> _Exercise details_: Among the entries, which lines carry the string "Price"? Copy each of them.

[BEGIN Material shown]

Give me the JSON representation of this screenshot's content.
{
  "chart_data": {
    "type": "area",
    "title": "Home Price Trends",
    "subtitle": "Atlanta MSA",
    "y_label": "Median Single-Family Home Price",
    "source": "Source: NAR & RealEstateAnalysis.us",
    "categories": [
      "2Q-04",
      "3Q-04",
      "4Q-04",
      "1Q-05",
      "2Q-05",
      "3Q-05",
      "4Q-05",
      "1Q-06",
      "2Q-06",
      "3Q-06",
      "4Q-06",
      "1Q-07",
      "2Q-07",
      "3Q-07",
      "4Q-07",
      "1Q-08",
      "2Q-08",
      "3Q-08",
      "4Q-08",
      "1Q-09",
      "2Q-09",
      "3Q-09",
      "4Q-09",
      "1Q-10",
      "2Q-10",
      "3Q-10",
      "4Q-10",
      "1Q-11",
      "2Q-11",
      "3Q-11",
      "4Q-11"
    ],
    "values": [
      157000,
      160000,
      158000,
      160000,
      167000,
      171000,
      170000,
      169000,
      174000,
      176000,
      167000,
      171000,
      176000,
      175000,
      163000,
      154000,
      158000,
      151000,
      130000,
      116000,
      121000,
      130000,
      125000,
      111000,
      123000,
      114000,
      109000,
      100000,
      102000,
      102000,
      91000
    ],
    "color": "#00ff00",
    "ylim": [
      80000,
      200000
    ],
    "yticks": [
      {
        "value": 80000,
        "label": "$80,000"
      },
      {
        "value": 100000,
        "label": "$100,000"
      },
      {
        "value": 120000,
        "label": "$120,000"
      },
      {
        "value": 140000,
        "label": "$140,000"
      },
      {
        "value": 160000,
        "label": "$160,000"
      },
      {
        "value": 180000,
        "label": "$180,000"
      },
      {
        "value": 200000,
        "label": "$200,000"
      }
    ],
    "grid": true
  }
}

[END Material shown]
[BEGIN Material shown]

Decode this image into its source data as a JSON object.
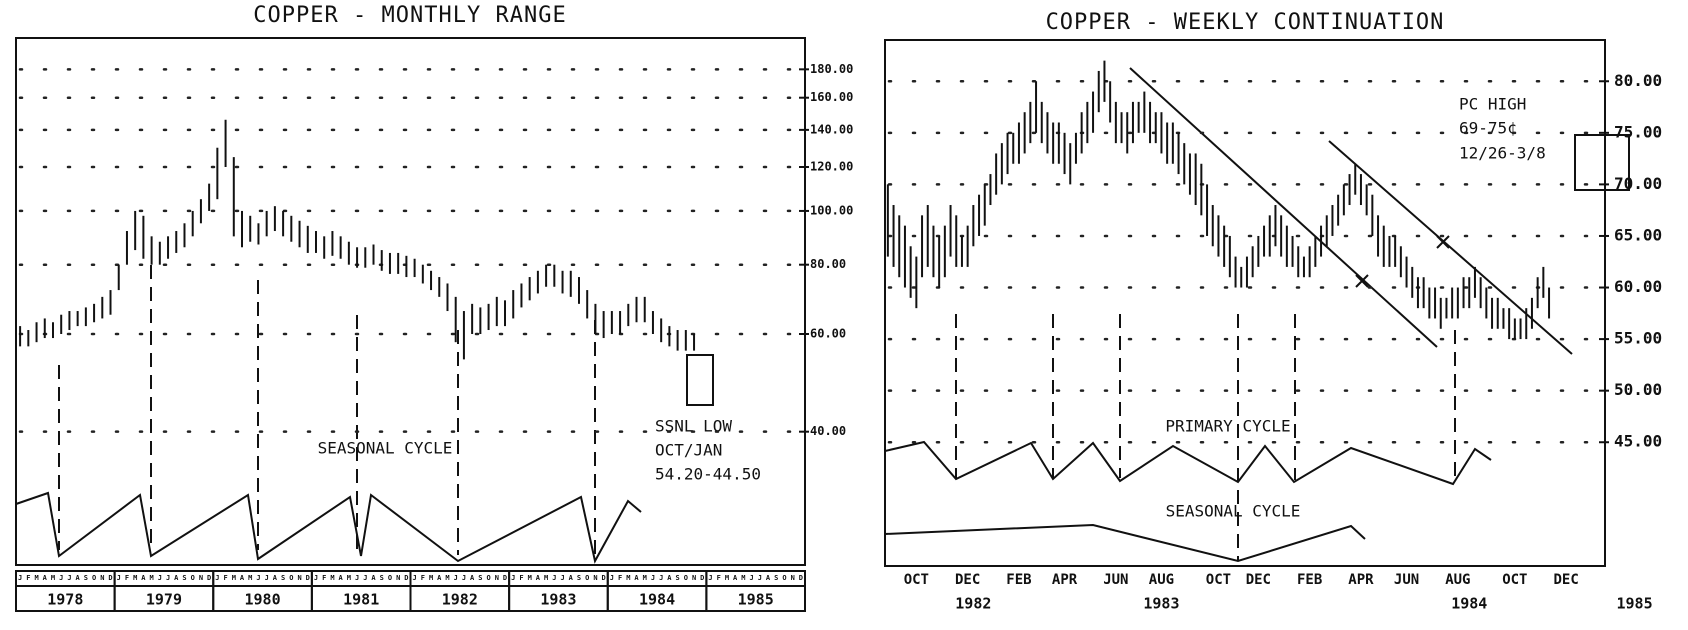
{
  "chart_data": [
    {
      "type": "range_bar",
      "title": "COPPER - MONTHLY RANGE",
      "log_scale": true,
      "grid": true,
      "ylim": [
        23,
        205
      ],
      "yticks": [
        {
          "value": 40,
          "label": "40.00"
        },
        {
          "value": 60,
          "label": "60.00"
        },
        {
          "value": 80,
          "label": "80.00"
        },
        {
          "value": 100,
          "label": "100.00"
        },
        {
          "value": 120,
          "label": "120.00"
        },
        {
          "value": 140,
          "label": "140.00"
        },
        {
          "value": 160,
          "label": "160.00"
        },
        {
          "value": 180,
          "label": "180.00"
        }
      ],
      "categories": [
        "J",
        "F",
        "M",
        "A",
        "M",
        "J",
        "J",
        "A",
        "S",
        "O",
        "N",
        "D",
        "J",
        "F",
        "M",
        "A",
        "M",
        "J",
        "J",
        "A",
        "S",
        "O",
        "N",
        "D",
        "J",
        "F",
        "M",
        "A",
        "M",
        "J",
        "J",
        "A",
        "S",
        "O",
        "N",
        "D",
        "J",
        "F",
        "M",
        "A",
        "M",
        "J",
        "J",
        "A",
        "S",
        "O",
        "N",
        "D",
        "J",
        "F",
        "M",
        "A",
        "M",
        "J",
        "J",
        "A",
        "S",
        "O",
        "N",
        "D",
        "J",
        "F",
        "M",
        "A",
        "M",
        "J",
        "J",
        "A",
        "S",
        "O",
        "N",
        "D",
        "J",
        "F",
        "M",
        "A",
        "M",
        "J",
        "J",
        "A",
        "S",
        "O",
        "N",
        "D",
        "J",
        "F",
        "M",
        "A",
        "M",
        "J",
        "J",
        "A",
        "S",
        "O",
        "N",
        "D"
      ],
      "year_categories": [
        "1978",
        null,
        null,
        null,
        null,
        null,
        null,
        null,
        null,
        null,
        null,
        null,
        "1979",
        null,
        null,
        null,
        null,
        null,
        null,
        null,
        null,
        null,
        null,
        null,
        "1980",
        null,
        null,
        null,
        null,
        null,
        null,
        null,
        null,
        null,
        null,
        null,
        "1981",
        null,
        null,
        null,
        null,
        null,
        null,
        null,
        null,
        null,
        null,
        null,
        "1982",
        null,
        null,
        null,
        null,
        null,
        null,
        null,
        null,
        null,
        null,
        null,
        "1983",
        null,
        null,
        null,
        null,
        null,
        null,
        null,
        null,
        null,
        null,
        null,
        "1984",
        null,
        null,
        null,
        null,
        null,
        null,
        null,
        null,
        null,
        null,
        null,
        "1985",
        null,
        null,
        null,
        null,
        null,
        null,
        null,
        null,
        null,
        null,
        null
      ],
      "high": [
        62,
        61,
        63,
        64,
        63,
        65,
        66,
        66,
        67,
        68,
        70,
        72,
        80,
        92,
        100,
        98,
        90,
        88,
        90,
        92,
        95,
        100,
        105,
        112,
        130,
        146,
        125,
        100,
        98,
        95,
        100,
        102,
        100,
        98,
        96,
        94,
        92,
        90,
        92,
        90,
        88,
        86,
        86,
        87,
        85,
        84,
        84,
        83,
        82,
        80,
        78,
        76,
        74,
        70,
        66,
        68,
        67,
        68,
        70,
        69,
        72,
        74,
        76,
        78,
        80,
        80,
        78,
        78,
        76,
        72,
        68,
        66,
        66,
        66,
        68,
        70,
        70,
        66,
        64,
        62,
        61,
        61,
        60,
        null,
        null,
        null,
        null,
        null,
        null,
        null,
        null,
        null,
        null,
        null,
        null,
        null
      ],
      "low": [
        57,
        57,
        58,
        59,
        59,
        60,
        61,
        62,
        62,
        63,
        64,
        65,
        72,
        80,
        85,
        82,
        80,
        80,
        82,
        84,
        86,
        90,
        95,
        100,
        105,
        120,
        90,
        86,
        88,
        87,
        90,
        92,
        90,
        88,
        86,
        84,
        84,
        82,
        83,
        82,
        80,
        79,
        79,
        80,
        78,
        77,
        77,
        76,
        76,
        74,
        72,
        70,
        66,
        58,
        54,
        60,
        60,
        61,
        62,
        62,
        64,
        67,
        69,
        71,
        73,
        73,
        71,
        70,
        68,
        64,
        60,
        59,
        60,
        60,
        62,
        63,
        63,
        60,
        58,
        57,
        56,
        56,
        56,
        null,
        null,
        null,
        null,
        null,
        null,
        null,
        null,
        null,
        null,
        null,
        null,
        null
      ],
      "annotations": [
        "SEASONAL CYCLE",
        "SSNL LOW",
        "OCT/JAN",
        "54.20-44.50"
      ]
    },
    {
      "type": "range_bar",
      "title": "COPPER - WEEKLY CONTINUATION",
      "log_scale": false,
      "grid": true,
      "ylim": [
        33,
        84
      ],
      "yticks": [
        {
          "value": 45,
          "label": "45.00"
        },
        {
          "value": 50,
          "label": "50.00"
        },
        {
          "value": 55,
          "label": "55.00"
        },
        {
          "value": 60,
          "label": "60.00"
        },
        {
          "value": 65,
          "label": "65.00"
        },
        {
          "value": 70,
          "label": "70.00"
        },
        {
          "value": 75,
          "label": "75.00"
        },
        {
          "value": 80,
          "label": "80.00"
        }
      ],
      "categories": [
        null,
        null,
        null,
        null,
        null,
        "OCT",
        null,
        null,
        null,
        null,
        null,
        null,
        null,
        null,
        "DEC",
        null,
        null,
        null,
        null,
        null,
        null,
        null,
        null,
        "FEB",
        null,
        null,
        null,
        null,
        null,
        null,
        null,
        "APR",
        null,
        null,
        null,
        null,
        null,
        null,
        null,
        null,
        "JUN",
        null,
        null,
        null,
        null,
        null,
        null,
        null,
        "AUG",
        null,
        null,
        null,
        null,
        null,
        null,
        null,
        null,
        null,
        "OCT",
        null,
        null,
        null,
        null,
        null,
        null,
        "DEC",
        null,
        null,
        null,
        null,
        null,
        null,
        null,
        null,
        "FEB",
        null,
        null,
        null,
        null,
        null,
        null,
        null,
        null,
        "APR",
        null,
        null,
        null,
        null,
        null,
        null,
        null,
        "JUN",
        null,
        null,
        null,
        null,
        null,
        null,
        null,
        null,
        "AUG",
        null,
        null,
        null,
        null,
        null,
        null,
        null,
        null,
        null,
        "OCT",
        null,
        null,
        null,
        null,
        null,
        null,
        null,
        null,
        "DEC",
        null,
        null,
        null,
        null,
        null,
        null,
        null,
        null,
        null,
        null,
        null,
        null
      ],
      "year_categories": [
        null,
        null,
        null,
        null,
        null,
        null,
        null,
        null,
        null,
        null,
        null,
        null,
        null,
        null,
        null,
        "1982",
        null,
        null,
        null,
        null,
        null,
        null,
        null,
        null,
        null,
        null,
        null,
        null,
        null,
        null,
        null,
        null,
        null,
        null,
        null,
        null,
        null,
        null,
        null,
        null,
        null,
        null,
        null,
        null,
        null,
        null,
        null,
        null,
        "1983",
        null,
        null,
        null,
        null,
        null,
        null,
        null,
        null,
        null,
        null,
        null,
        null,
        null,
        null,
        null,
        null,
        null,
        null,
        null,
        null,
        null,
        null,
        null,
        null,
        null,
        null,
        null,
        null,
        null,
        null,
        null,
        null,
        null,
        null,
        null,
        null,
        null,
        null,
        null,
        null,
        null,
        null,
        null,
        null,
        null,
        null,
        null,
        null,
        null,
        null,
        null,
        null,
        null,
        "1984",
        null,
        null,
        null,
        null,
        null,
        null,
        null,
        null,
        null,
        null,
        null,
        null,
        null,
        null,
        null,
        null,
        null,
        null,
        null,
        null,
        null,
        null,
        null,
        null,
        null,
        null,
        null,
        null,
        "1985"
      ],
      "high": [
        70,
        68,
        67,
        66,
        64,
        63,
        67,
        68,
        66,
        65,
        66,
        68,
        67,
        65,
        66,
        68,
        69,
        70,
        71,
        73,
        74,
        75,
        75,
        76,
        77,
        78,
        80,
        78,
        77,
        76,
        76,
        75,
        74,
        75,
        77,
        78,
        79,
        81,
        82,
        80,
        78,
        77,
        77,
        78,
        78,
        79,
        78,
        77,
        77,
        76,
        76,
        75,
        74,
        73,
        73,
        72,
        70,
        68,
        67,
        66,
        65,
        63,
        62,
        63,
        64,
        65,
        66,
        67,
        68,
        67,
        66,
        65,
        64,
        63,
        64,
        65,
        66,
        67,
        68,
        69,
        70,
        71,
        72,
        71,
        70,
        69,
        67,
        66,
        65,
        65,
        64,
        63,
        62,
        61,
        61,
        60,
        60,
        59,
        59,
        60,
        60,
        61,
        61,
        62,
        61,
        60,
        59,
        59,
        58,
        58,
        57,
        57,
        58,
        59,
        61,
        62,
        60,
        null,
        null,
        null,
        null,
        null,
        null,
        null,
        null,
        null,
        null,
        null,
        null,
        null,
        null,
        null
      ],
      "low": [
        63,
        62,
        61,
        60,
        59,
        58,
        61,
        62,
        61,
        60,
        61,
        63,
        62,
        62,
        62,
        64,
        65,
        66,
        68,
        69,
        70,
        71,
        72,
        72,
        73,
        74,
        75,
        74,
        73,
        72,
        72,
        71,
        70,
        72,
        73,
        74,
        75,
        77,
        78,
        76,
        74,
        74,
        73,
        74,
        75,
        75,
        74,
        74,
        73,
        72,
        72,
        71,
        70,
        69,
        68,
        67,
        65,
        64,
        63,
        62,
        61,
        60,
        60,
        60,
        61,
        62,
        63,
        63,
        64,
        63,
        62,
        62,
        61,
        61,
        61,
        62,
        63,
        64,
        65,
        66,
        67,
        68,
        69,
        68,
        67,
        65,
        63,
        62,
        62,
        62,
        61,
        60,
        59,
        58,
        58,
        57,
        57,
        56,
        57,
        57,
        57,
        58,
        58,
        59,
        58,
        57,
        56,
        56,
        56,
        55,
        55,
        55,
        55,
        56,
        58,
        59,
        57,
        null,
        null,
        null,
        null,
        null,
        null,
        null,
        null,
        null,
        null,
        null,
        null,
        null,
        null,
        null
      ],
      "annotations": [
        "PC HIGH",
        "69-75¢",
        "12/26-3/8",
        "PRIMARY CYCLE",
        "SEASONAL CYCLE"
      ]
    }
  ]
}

[END Material shown]

> _Answer to this task_:
    "title": "Home Price Trends",
    "y_label": "Median Single-Family Home Price",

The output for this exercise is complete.